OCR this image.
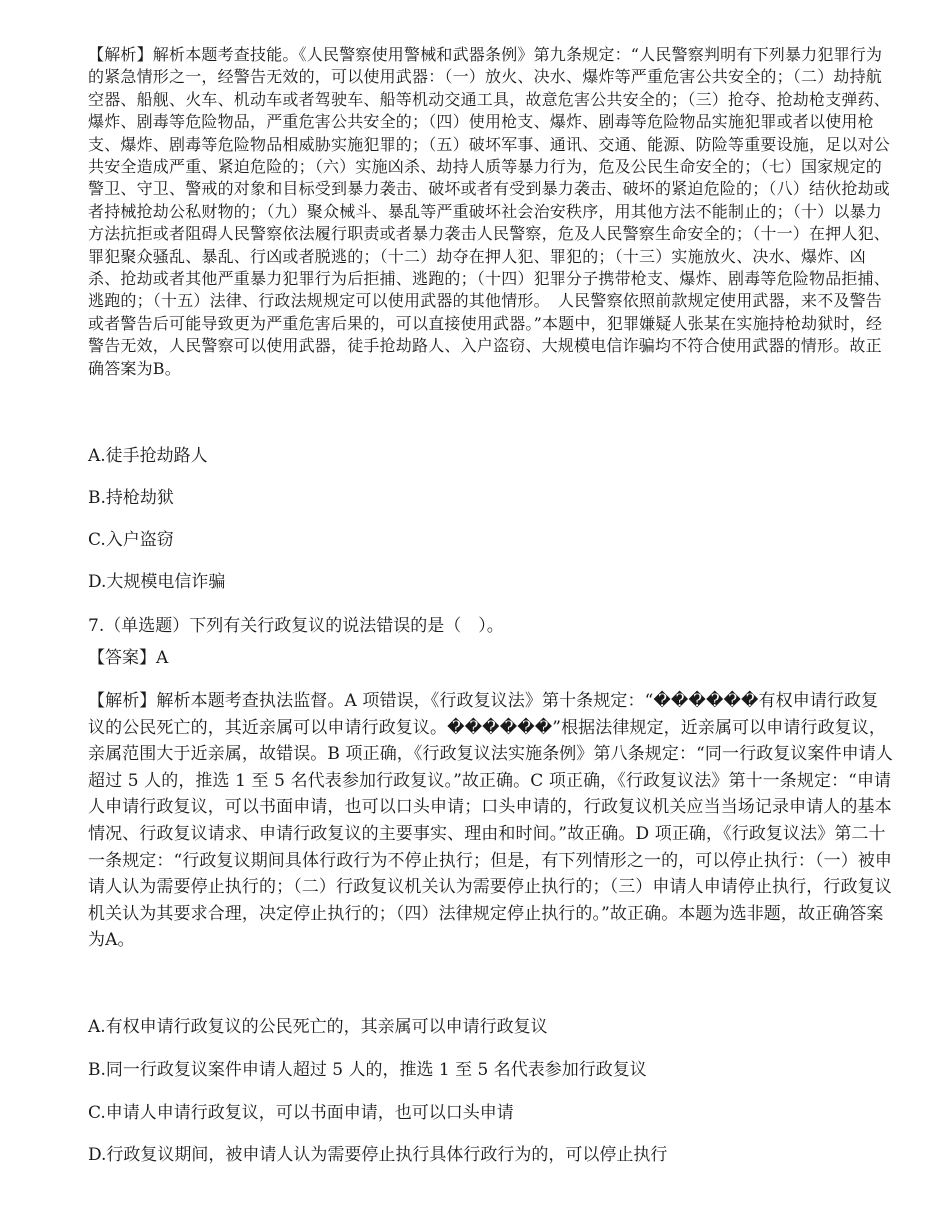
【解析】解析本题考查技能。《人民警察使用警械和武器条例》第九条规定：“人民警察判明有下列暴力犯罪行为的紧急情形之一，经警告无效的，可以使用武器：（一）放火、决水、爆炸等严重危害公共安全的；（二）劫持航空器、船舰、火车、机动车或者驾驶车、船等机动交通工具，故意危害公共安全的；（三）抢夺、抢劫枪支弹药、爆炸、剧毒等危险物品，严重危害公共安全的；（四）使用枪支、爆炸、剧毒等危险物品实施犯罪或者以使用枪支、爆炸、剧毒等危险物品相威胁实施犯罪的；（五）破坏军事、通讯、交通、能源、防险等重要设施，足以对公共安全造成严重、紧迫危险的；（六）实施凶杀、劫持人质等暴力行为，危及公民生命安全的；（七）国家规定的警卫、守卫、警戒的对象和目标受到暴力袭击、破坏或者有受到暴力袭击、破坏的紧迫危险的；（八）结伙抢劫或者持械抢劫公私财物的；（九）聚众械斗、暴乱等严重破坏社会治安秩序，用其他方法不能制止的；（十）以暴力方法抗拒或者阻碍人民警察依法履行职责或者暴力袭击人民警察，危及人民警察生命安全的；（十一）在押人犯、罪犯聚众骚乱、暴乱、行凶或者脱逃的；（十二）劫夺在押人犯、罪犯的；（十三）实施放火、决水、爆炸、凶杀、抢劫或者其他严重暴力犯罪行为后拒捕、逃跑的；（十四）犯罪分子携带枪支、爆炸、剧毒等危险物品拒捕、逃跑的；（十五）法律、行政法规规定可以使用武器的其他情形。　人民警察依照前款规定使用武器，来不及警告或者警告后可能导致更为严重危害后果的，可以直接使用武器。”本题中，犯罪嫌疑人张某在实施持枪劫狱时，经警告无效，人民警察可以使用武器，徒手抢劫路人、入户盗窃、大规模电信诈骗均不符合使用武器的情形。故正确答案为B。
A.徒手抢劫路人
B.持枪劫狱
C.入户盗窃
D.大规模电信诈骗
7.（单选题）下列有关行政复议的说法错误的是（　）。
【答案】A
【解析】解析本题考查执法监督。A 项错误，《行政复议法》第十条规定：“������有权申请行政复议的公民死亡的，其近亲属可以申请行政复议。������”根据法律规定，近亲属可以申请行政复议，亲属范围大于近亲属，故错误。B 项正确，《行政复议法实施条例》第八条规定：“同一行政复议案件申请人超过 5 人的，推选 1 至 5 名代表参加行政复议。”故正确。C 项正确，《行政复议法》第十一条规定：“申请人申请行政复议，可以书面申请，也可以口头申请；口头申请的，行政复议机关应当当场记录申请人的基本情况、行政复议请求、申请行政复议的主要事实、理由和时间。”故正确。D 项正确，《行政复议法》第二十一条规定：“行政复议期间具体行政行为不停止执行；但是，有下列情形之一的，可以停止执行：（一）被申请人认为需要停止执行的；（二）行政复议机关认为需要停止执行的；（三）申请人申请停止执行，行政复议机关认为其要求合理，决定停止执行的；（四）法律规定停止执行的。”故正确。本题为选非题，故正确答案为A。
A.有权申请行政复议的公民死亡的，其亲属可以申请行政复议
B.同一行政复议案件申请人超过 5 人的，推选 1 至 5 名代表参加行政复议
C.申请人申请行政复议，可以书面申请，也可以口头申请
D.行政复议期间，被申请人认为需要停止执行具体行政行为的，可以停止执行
====================
Problem to solve: Quote the data above in full and without alteration; skip the pictures.

Response below:
OCR this image.
【解析】解析本题考查技能。《人民警察使用警械和武器条例》第九条规定：“人民警察判明有下列暴力犯罪行为的紧急情形之一，经警告无效的，可以使用武器：（一）放火、决水、爆炸等严重危害公共安全的；（二）劫持航空器、船舰、火车、机动车或者驾驶车、船等机动交通工具，故意危害公共安全的；（三）抢夺、抢劫枪支弹药、爆炸、剧毒等危险物品，严重危害公共安全的；（四）使用枪支、爆炸、剧毒等危险物品实施犯罪或者以使用枪支、爆炸、剧毒等危险物品相威胁实施犯罪的；（五）破坏军事、通讯、交通、能源、防险等重要设施，足以对公共安全造成严重、紧迫危险的；（六）实施凶杀、劫持人质等暴力行为，危及公民生命安全的；（七）国家规定的警卫、守卫、警戒的对象和目标受到暴力袭击、破坏或者有受到暴力袭击、破坏的紧迫危险的；（八）结伙抢劫或者持械抢劫公私财物的；（九）聚众械斗、暴乱等严重破坏社会治安秩序，用其他方法不能制止的；（十）以暴力方法抗拒或者阻碍人民警察依法履行职责或者暴力袭击人民警察，危及人民警察生命安全的；（十一）在押人犯、罪犯聚众骚乱、暴乱、行凶或者脱逃的；（十二）劫夺在押人犯、罪犯的；（十三）实施放火、决水、爆炸、凶杀、抢劫或者其他严重暴力犯罪行为后拒捕、逃跑的；（十四）犯罪分子携带枪支、爆炸、剧毒等危险物品拒捕、逃跑的；（十五）法律、行政法规规定可以使用武器的其他情形。　人民警察依照前款规定使用武器，来不及警告或者警告后可能导致更为严重危害后果的，可以直接使用武器。”本题中，犯罪嫌疑人张某在实施持枪劫狱时，经警告无效，人民警察可以使用武器，徒手抢劫路人、入户盗窃、大规模电信诈骗均不符合使用武器的情形。故正确答案为B。
A.徒手抢劫路人
B.持枪劫狱
C.入户盗窃
D.大规模电信诈骗
7.（单选题）下列有关行政复议的说法错误的是（　）。
【答案】A
【解析】解析本题考查执法监督。A 项错误，《行政复议法》第十条规定：“������有权申请行政复议的公民死亡的，其近亲属可以申请行政复议。������”根据法律规定，近亲属可以申请行政复议，亲属范围大于近亲属，故错误。B 项正确，《行政复议法实施条例》第八条规定：“同一行政复议案件申请人超过 5 人的，推选 1 至 5 名代表参加行政复议。”故正确。C 项正确，《行政复议法》第十一条规定：“申请人申请行政复议，可以书面申请，也可以口头申请；口头申请的，行政复议机关应当当场记录申请人的基本情况、行政复议请求、申请行政复议的主要事实、理由和时间。”故正确。D 项正确，《行政复议法》第二十一条规定：“行政复议期间具体行政行为不停止执行；但是，有下列情形之一的，可以停止执行：（一）被申请人认为需要停止执行的；（二）行政复议机关认为需要停止执行的；（三）申请人申请停止执行，行政复议机关认为其要求合理，决定停止执行的；（四）法律规定停止执行的。”故正确。本题为选非题，故正确答案为A。
A.有权申请行政复议的公民死亡的，其亲属可以申请行政复议
B.同一行政复议案件申请人超过 5 人的，推选 1 至 5 名代表参加行政复议
C.申请人申请行政复议，可以书面申请，也可以口头申请
D.行政复议期间，被申请人认为需要停止执行具体行政行为的，可以停止执行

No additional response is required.